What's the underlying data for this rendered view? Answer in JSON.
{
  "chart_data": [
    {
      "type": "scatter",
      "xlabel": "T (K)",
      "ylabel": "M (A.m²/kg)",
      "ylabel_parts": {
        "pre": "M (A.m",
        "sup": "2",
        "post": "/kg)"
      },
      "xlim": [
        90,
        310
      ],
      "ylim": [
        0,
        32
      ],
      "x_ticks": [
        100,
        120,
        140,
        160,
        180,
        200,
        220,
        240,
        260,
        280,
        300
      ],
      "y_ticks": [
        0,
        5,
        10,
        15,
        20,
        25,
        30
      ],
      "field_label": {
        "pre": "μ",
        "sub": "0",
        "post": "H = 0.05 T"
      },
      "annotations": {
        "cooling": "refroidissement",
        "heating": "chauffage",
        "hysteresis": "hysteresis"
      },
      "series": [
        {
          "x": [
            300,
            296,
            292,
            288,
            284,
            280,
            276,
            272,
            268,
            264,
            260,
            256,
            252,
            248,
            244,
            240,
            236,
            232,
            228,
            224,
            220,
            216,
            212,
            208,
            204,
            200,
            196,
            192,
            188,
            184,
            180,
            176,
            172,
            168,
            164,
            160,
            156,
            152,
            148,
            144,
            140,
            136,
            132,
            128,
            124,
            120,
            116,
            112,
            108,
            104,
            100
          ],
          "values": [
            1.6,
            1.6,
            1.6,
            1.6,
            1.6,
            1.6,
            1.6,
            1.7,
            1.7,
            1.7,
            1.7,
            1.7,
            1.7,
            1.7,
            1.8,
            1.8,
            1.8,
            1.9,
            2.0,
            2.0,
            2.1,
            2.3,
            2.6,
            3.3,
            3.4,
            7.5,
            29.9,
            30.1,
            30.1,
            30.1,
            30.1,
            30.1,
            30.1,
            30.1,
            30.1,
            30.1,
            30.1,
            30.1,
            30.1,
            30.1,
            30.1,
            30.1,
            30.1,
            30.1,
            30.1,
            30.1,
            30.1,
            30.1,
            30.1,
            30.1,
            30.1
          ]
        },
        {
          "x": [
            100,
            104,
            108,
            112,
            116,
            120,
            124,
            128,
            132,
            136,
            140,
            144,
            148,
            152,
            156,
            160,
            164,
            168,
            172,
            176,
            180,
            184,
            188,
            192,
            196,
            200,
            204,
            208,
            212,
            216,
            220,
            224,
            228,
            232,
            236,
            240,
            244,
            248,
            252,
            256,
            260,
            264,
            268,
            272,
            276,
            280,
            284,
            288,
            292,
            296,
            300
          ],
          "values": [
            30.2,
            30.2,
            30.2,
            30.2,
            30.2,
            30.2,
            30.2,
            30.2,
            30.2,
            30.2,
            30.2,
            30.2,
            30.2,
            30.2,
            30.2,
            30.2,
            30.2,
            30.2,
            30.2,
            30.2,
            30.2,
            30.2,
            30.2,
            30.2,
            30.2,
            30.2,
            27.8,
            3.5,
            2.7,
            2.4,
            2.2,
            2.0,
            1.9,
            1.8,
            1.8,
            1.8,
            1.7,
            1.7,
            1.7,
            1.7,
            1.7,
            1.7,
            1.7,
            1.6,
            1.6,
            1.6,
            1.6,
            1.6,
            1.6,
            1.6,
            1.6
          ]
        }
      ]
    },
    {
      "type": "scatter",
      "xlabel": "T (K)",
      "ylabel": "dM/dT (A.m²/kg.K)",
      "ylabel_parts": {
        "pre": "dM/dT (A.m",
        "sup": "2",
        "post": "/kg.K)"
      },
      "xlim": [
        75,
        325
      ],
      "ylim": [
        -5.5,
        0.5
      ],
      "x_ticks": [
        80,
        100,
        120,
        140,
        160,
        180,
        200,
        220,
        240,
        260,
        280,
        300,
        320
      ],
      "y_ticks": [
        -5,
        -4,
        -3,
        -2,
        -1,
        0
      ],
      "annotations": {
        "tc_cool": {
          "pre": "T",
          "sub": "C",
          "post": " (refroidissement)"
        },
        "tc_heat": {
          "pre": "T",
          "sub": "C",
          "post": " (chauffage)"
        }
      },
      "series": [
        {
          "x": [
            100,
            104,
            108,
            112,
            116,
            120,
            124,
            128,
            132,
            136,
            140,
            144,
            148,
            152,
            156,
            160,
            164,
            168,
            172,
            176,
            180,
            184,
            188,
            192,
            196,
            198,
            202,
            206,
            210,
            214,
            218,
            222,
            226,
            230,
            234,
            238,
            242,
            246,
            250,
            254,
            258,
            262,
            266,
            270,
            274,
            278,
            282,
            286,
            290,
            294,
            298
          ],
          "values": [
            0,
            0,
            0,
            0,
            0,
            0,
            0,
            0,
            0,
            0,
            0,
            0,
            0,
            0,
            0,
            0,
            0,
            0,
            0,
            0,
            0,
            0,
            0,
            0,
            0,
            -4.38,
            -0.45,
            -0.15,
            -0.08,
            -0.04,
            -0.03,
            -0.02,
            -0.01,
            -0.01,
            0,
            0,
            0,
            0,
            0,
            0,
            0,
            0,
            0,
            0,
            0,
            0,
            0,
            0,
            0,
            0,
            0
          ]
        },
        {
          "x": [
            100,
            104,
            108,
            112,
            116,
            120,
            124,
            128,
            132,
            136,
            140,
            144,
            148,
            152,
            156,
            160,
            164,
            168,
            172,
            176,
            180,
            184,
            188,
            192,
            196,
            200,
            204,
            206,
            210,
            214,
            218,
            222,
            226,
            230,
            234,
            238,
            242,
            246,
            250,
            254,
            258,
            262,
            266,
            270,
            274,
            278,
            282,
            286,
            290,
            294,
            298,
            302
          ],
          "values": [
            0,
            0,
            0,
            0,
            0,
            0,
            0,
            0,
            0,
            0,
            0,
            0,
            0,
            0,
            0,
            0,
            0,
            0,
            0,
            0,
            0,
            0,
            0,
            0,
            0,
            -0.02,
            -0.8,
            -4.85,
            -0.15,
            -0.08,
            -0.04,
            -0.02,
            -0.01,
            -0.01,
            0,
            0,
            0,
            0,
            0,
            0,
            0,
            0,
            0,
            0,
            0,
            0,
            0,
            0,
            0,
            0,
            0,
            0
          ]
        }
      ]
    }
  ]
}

# [GOAL]
Above are some records. Print them all exactly.

# [TASK ANSWER]
What's the underlying data for this rendered view? Answer in JSON.
{
  "chart_data": [
    {
      "type": "scatter",
      "xlabel": "T (K)",
      "ylabel": "M (A.m²/kg)",
      "ylabel_parts": {
        "pre": "M (A.m",
        "sup": "2",
        "post": "/kg)"
      },
      "xlim": [
        90,
        310
      ],
      "ylim": [
        0,
        32
      ],
      "x_ticks": [
        100,
        120,
        140,
        160,
        180,
        200,
        220,
        240,
        260,
        280,
        300
      ],
      "y_ticks": [
        0,
        5,
        10,
        15,
        20,
        25,
        30
      ],
      "field_label": {
        "pre": "μ",
        "sub": "0",
        "post": "H = 0.05 T"
      },
      "annotations": {
        "cooling": "refroidissement",
        "heating": "chauffage",
        "hysteresis": "hysteresis"
      },
      "series": [
        {
          "x": [
            300,
            296,
            292,
            288,
            284,
            280,
            276,
            272,
            268,
            264,
            260,
            256,
            252,
            248,
            244,
            240,
            236,
            232,
            228,
            224,
            220,
            216,
            212,
            208,
            204,
            200,
            196,
            192,
            188,
            184,
            180,
            176,
            172,
            168,
            164,
            160,
            156,
            152,
            148,
            144,
            140,
            136,
            132,
            128,
            124,
            120,
            116,
            112,
            108,
            104,
            100
          ],
          "values": [
            1.6,
            1.6,
            1.6,
            1.6,
            1.6,
            1.6,
            1.6,
            1.7,
            1.7,
            1.7,
            1.7,
            1.7,
            1.7,
            1.7,
            1.8,
            1.8,
            1.8,
            1.9,
            2.0,
            2.0,
            2.1,
            2.3,
            2.6,
            3.3,
            3.4,
            7.5,
            29.9,
            30.1,
            30.1,
            30.1,
            30.1,
            30.1,
            30.1,
            30.1,
            30.1,
            30.1,
            30.1,
            30.1,
            30.1,
            30.1,
            30.1,
            30.1,
            30.1,
            30.1,
            30.1,
            30.1,
            30.1,
            30.1,
            30.1,
            30.1,
            30.1
          ]
        },
        {
          "x": [
            100,
            104,
            108,
            112,
            116,
            120,
            124,
            128,
            132,
            136,
            140,
            144,
            148,
            152,
            156,
            160,
            164,
            168,
            172,
            176,
            180,
            184,
            188,
            192,
            196,
            200,
            204,
            208,
            212,
            216,
            220,
            224,
            228,
            232,
            236,
            240,
            244,
            248,
            252,
            256,
            260,
            264,
            268,
            272,
            276,
            280,
            284,
            288,
            292,
            296,
            300
          ],
          "values": [
            30.2,
            30.2,
            30.2,
            30.2,
            30.2,
            30.2,
            30.2,
            30.2,
            30.2,
            30.2,
            30.2,
            30.2,
            30.2,
            30.2,
            30.2,
            30.2,
            30.2,
            30.2,
            30.2,
            30.2,
            30.2,
            30.2,
            30.2,
            30.2,
            30.2,
            30.2,
            27.8,
            3.5,
            2.7,
            2.4,
            2.2,
            2.0,
            1.9,
            1.8,
            1.8,
            1.8,
            1.7,
            1.7,
            1.7,
            1.7,
            1.7,
            1.7,
            1.7,
            1.6,
            1.6,
            1.6,
            1.6,
            1.6,
            1.6,
            1.6,
            1.6
          ]
        }
      ]
    },
    {
      "type": "scatter",
      "xlabel": "T (K)",
      "ylabel": "dM/dT (A.m²/kg.K)",
      "ylabel_parts": {
        "pre": "dM/dT (A.m",
        "sup": "2",
        "post": "/kg.K)"
      },
      "xlim": [
        75,
        325
      ],
      "ylim": [
        -5.5,
        0.5
      ],
      "x_ticks": [
        80,
        100,
        120,
        140,
        160,
        180,
        200,
        220,
        240,
        260,
        280,
        300,
        320
      ],
      "y_ticks": [
        -5,
        -4,
        -3,
        -2,
        -1,
        0
      ],
      "annotations": {
        "tc_cool": {
          "pre": "T",
          "sub": "C",
          "post": " (refroidissement)"
        },
        "tc_heat": {
          "pre": "T",
          "sub": "C",
          "post": " (chauffage)"
        }
      },
      "series": [
        {
          "x": [
            100,
            104,
            108,
            112,
            116,
            120,
            124,
            128,
            132,
            136,
            140,
            144,
            148,
            152,
            156,
            160,
            164,
            168,
            172,
            176,
            180,
            184,
            188,
            192,
            196,
            198,
            202,
            206,
            210,
            214,
            218,
            222,
            226,
            230,
            234,
            238,
            242,
            246,
            250,
            254,
            258,
            262,
            266,
            270,
            274,
            278,
            282,
            286,
            290,
            294,
            298
          ],
          "values": [
            0,
            0,
            0,
            0,
            0,
            0,
            0,
            0,
            0,
            0,
            0,
            0,
            0,
            0,
            0,
            0,
            0,
            0,
            0,
            0,
            0,
            0,
            0,
            0,
            0,
            -4.38,
            -0.45,
            -0.15,
            -0.08,
            -0.04,
            -0.03,
            -0.02,
            -0.01,
            -0.01,
            0,
            0,
            0,
            0,
            0,
            0,
            0,
            0,
            0,
            0,
            0,
            0,
            0,
            0,
            0,
            0,
            0
          ]
        },
        {
          "x": [
            100,
            104,
            108,
            112,
            116,
            120,
            124,
            128,
            132,
            136,
            140,
            144,
            148,
            152,
            156,
            160,
            164,
            168,
            172,
            176,
            180,
            184,
            188,
            192,
            196,
            200,
            204,
            206,
            210,
            214,
            218,
            222,
            226,
            230,
            234,
            238,
            242,
            246,
            250,
            254,
            258,
            262,
            266,
            270,
            274,
            278,
            282,
            286,
            290,
            294,
            298,
            302
          ],
          "values": [
            0,
            0,
            0,
            0,
            0,
            0,
            0,
            0,
            0,
            0,
            0,
            0,
            0,
            0,
            0,
            0,
            0,
            0,
            0,
            0,
            0,
            0,
            0,
            0,
            0,
            -0.02,
            -0.8,
            -4.85,
            -0.15,
            -0.08,
            -0.04,
            -0.02,
            -0.01,
            -0.01,
            0,
            0,
            0,
            0,
            0,
            0,
            0,
            0,
            0,
            0,
            0,
            0,
            0,
            0,
            0,
            0,
            0,
            0
          ]
        }
      ]
    }
  ]
}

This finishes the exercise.